┌─ Supplied records

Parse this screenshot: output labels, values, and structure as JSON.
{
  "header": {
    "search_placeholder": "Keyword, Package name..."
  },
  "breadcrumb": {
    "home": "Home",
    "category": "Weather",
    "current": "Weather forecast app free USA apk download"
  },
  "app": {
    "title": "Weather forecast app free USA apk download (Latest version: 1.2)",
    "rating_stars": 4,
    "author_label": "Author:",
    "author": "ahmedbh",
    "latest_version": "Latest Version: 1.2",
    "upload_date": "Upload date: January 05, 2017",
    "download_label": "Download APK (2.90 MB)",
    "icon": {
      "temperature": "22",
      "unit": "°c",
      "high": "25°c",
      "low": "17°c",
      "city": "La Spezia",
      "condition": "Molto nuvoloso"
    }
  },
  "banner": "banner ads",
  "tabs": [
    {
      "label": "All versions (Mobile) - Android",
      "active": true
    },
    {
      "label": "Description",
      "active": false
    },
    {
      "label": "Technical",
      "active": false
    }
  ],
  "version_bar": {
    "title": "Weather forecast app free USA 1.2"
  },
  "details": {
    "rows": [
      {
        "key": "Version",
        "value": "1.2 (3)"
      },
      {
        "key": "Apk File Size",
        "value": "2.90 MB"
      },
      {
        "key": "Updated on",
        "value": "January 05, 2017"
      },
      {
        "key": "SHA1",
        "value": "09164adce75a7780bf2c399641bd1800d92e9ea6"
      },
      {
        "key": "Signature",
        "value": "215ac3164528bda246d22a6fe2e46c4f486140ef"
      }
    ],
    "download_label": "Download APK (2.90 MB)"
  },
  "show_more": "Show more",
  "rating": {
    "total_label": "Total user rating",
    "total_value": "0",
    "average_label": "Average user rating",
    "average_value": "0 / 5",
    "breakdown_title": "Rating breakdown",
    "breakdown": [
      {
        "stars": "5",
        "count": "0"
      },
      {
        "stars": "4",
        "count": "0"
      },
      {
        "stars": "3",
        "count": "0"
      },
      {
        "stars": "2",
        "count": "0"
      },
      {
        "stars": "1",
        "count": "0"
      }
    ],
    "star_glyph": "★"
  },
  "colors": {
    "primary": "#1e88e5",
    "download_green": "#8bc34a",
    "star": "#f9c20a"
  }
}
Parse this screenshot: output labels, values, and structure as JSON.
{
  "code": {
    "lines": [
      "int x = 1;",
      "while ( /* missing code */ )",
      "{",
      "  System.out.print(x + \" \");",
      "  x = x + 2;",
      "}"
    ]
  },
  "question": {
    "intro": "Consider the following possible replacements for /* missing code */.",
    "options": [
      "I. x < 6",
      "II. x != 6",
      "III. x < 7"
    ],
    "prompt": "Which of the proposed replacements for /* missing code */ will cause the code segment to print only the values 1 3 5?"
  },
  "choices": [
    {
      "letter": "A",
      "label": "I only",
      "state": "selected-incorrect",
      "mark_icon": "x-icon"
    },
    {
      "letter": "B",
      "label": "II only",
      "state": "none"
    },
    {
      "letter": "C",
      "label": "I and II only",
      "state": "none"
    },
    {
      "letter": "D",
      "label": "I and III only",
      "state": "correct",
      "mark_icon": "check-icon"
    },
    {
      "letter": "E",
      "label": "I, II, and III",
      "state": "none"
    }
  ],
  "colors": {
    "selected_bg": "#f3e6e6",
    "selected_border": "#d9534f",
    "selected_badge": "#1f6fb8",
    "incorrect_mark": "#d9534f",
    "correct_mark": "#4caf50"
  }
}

└─

### What this task involves
From the listing above, reproduce all the lines exactly.

### Task output
Parse this screenshot: output labels, values, and structure as JSON.
{
  "header": {
    "search_placeholder": "Keyword, Package name..."
  },
  "breadcrumb": {
    "home": "Home",
    "category": "Weather",
    "current": "Weather forecast app free USA apk download"
  },
  "app": {
    "title": "Weather forecast app free USA apk download (Latest version: 1.2)",
    "rating_stars": 4,
    "author_label": "Author:",
    "author": "ahmedbh",
    "latest_version": "Latest Version: 1.2",
    "upload_date": "Upload date: January 05, 2017",
    "download_label": "Download APK (2.90 MB)",
    "icon": {
      "temperature": "22",
      "unit": "°c",
      "high": "25°c",
      "low": "17°c",
      "city": "La Spezia",
      "condition": "Molto nuvoloso"
    }
  },
  "banner": "banner ads",
  "tabs": [
    {
      "label": "All versions (Mobile) - Android",
      "active": true
    },
    {
      "label": "Description",
      "active": false
    },
    {
      "label": "Technical",
      "active": false
    }
  ],
  "version_bar": {
    "title": "Weather forecast app free USA 1.2"
  },
  "details": {
    "rows": [
      {
        "key": "Version",
        "value": "1.2 (3)"
      },
      {
        "key": "Apk File Size",
        "value": "2.90 MB"
      },
      {
        "key": "Updated on",
        "value": "January 05, 2017"
      },
      {
        "key": "SHA1",
        "value": "09164adce75a7780bf2c399641bd1800d92e9ea6"
      },
      {
        "key": "Signature",
        "value": "215ac3164528bda246d22a6fe2e46c4f486140ef"
      }
    ],
    "download_label": "Download APK (2.90 MB)"
  },
  "show_more": "Show more",
  "rating": {
    "total_label": "Total user rating",
    "total_value": "0",
    "average_label": "Average user rating",
    "average_value": "0 / 5",
    "breakdown_title": "Rating breakdown",
    "breakdown": [
      {
        "stars": "5",
        "count": "0"
      },
      {
        "stars": "4",
        "count": "0"
      },
      {
        "stars": "3",
        "count": "0"
      },
      {
        "stars": "2",
        "count": "0"
      },
      {
        "stars": "1",
        "count": "0"
      }
    ],
    "star_glyph": "★"
  },
  "colors": {
    "primary": "#1e88e5",
    "download_green": "#8bc34a",
    "star": "#f9c20a"
  }
}
Parse this screenshot: output labels, values, and structure as JSON.
{
  "code": {
    "lines": [
      "int x = 1;",
      "while ( /* missing code */ )",
      "{",
      "  System.out.print(x + \" \");",
      "  x = x + 2;",
      "}"
    ]
  },
  "question": {
    "intro": "Consider the following possible replacements for /* missing code */.",
    "options": [
      "I. x < 6",
      "II. x != 6",
      "III. x < 7"
    ],
    "prompt": "Which of the proposed replacements for /* missing code */ will cause the code segment to print only the values 1 3 5?"
  },
  "choices": [
    {
      "letter": "A",
      "label": "I only",
      "state": "selected-incorrect",
      "mark_icon": "x-icon"
    },
    {
      "letter": "B",
      "label": "II only",
      "state": "none"
    },
    {
      "letter": "C",
      "label": "I and II only",
      "state": "none"
    },
    {
      "letter": "D",
      "label": "I and III only",
      "state": "correct",
      "mark_icon": "check-icon"
    },
    {
      "letter": "E",
      "label": "I, II, and III",
      "state": "none"
    }
  ],
  "colors": {
    "selected_bg": "#f3e6e6",
    "selected_border": "#d9534f",
    "selected_badge": "#1f6fb8",
    "incorrect_mark": "#d9534f",
    "correct_mark": "#4caf50"
  }
}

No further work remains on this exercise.